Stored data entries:
######

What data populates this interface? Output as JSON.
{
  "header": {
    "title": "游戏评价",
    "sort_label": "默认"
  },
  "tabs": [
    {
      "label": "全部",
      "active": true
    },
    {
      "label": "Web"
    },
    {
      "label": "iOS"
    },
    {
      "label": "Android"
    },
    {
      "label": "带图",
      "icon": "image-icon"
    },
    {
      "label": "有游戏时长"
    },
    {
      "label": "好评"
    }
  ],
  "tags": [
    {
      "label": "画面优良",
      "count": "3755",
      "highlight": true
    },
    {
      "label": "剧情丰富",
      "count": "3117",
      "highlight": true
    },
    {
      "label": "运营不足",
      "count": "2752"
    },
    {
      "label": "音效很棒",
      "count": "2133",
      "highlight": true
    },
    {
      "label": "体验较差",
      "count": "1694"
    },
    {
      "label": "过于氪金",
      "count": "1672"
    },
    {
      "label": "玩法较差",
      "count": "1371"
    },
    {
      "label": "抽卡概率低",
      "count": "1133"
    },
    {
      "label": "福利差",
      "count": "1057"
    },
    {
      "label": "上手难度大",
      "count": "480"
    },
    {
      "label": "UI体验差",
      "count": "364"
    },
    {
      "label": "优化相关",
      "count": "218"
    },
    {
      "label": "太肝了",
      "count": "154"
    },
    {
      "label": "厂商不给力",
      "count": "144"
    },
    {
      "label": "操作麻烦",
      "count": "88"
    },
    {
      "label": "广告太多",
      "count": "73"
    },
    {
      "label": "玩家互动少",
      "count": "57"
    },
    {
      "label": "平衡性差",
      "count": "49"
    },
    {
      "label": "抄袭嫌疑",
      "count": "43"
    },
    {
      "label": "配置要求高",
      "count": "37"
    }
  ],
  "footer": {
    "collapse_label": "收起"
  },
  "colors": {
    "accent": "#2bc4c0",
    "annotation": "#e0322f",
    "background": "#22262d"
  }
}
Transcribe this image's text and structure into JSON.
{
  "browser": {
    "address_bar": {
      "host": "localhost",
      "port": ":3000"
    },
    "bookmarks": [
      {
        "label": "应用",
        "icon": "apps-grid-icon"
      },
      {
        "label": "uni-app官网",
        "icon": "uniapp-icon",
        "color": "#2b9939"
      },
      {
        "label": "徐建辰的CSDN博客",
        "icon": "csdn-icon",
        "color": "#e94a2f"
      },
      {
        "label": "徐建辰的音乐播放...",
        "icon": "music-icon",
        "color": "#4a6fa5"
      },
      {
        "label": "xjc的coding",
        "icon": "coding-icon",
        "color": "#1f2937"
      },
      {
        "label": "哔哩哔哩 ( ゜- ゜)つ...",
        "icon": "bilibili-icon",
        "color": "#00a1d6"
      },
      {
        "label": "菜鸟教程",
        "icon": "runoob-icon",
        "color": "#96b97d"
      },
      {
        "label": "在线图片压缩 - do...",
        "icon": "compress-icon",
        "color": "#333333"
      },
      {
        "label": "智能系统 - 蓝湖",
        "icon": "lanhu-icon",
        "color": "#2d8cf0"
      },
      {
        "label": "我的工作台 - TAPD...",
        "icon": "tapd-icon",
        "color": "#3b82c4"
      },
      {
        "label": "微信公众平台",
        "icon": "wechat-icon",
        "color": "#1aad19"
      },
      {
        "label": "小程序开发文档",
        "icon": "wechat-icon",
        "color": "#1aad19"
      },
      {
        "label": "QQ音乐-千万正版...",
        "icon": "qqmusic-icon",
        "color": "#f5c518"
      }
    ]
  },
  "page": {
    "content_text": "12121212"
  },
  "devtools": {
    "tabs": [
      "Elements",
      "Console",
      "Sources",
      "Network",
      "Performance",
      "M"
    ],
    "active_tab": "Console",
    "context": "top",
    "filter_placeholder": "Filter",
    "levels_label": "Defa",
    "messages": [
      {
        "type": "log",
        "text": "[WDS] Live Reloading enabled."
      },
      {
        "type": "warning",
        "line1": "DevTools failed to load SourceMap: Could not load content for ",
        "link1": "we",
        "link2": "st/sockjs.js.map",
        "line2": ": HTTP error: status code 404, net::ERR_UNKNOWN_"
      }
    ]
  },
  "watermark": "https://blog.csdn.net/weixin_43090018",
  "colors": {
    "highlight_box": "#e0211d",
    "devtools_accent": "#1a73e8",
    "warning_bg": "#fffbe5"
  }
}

######

* Task requirements *
Of the lines in this listing, report how many contain the string "image", and give the number only.

* The result *
2